*Record excerpts*:
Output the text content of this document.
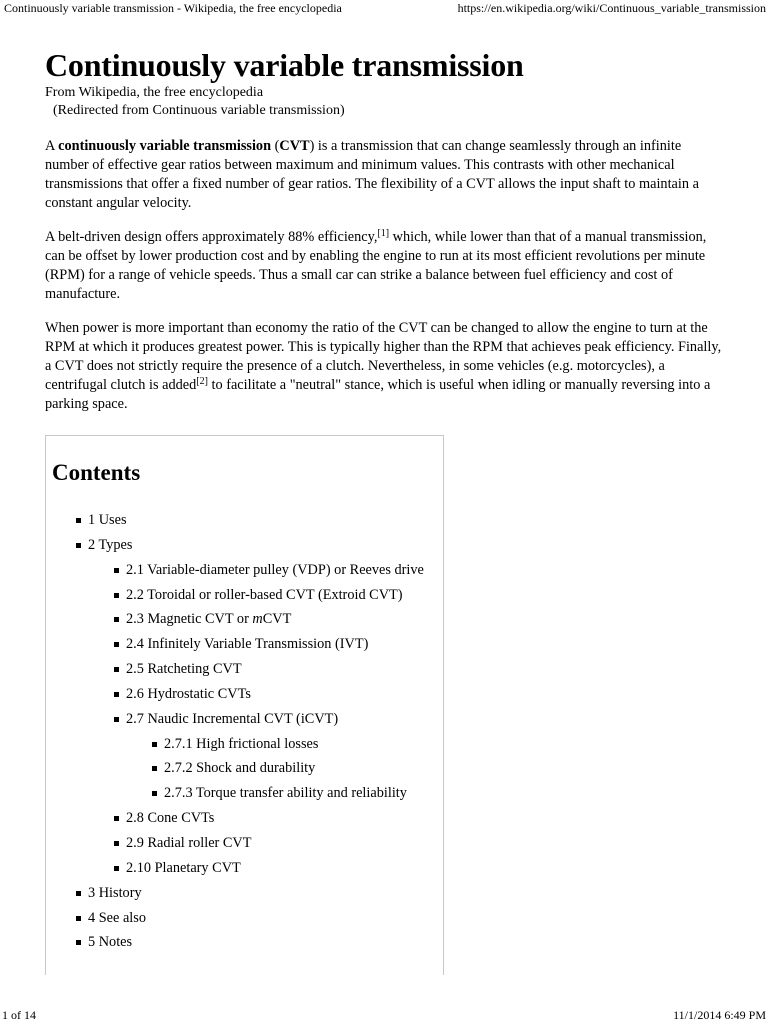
Continuously variable transmission - Wikipedia, the free encyclopedia	https://en.wikipedia.org/wiki/Continuous_variable_transmission
Continuously variable transmission
From Wikipedia, the free encyclopedia
(Redirected from Continuous variable transmission)

A continuously variable transmission (CVT) is a transmission that can change seamlessly through an infinite number of effective gear ratios between maximum and minimum values. This contrasts with other mechanical transmissions that offer a fixed number of gear ratios. The flexibility of a CVT allows the input shaft to maintain a constant angular velocity.

A belt-driven design offers approximately 88% efficiency,[1] which, while lower than that of a manual transmission, can be offset by lower production cost and by enabling the engine to run at its most efficient revolutions per minute (RPM) for a range of vehicle speeds. Thus a small car can strike a balance between fuel efficiency and cost of manufacture.

When power is more important than economy the ratio of the CVT can be changed to allow the engine to turn at the RPM at which it produces greatest power. This is typically higher than the RPM that achieves peak efficiency. Finally, a CVT does not strictly require the presence of a clutch. Nevertheless, in some vehicles (e.g. motorcycles), a centrifugal clutch is added[2] to facilitate a "neutral" stance, which is useful when idling or manually reversing into a parking space.

Contents
1 Uses
2 Types
2.1 Variable-diameter pulley (VDP) or Reeves drive
2.2 Toroidal or roller-based CVT (Extroid CVT)
2.3 Magnetic CVT or mCVT
2.4 Infinitely Variable Transmission (IVT)
2.5 Ratcheting CVT
2.6 Hydrostatic CVTs
2.7 Naudic Incremental CVT (iCVT)
2.7.1 High frictional losses
2.7.2 Shock and durability
2.7.3 Torque transfer ability and reliability
2.8 Cone CVTs
2.9 Radial roller CVT
2.10 Planetary CVT
3 History
4 See also
5 Notes
1 of 14	11/1/2014 6:49 PM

*Task instructions*: Reproduce each line word for word and drop the pictures.

*Response*:
Output the text content of this document.
Continuously variable transmission - Wikipedia, the free encyclopedia	https://en.wikipedia.org/wiki/Continuous_variable_transmission
Continuously variable transmission
From Wikipedia, the free encyclopedia
(Redirected from Continuous variable transmission)

A continuously variable transmission (CVT) is a transmission that can change seamlessly through an infinite number of effective gear ratios between maximum and minimum values. This contrasts with other mechanical transmissions that offer a fixed number of gear ratios. The flexibility of a CVT allows the input shaft to maintain a constant angular velocity.

A belt-driven design offers approximately 88% efficiency,[1] which, while lower than that of a manual transmission, can be offset by lower production cost and by enabling the engine to run at its most efficient revolutions per minute (RPM) for a range of vehicle speeds. Thus a small car can strike a balance between fuel efficiency and cost of manufacture.

When power is more important than economy the ratio of the CVT can be changed to allow the engine to turn at the RPM at which it produces greatest power. This is typically higher than the RPM that achieves peak efficiency. Finally, a CVT does not strictly require the presence of a clutch. Nevertheless, in some vehicles (e.g. motorcycles), a centrifugal clutch is added[2] to facilitate a "neutral" stance, which is useful when idling or manually reversing into a parking space.

Contents
1 Uses
2 Types
2.1 Variable-diameter pulley (VDP) or Reeves drive
2.2 Toroidal or roller-based CVT (Extroid CVT)
2.3 Magnetic CVT or mCVT
2.4 Infinitely Variable Transmission (IVT)
2.5 Ratcheting CVT
2.6 Hydrostatic CVTs
2.7 Naudic Incremental CVT (iCVT)
2.7.1 High frictional losses
2.7.2 Shock and durability
2.7.3 Torque transfer ability and reliability
2.8 Cone CVTs
2.9 Radial roller CVT
2.10 Planetary CVT
3 History
4 See also
5 Notes
1 of 14	11/1/2014 6:49 PM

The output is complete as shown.